Identify every line in the records below that contains the word "provider", and copy each of those lines.

| INPUT FOR THIS TASK |
Start

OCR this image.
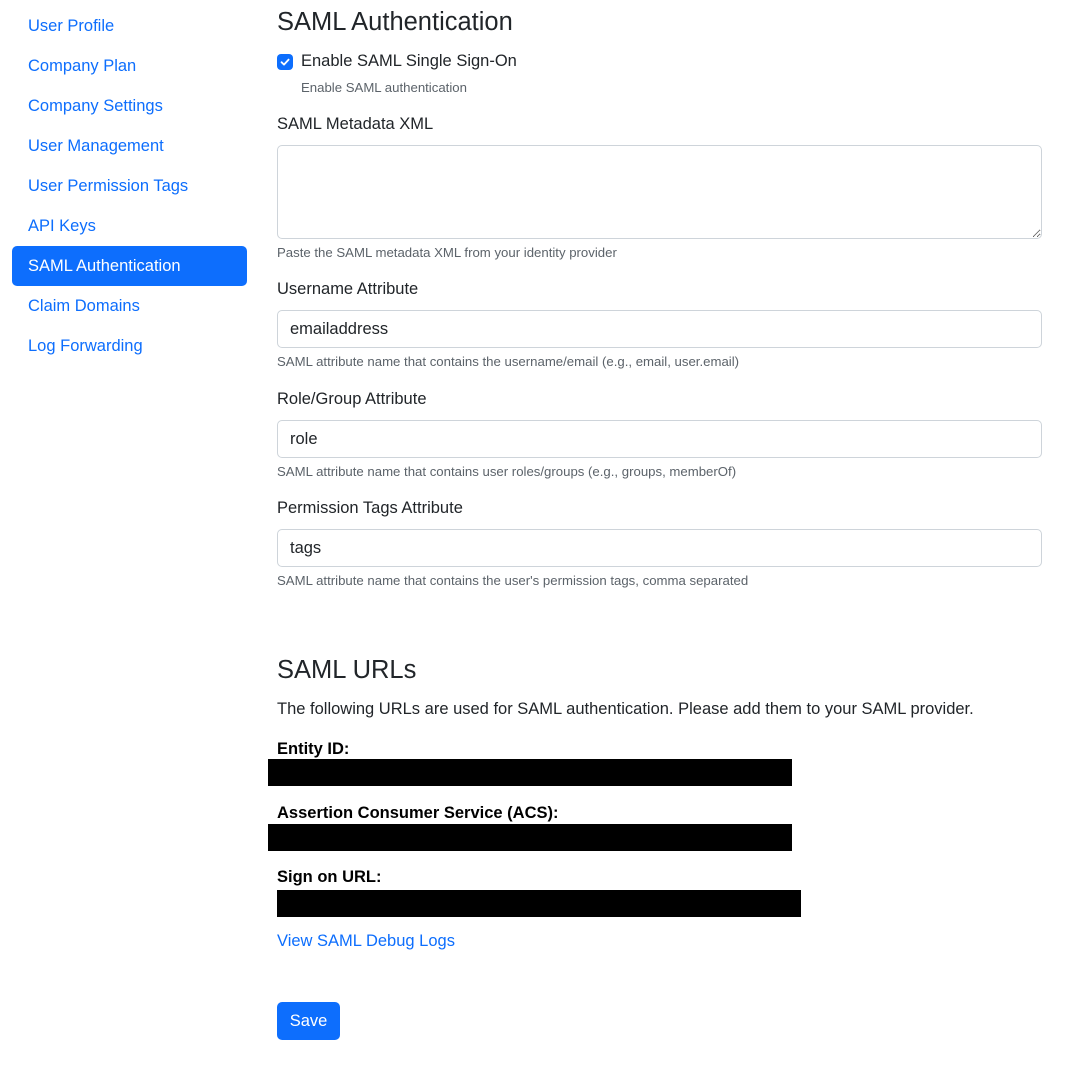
User Profile
Company Plan
Company Settings
User Management
User Permission Tags
API Keys
SAML Authentication
Claim Domains
Log Forwarding
SAML Authentication
Enable SAML Single Sign-On
Enable SAML authentication
SAML Metadata XML
Paste the SAML metadata XML from your identity provider
Username Attribute
emailaddress
SAML attribute name that contains the username/email (e.g., email, user.email)
Role/Group Attribute
role
SAML attribute name that contains user roles/groups (e.g., groups, memberOf)
Permission Tags Attribute
tags
SAML attribute name that contains the user's permission tags, comma separated
SAML URLs
The following URLs are used for SAML authentication. Please add them to your SAML provider.
Entity ID:
Assertion Consumer Service (ACS):
Sign on URL:
View SAML Debug Logs
Save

End

| THE COMPLETED TASK |
Paste the SAML metadata XML from your identity provider
The following URLs are used for SAML authentication. Please add them to your SAML provider.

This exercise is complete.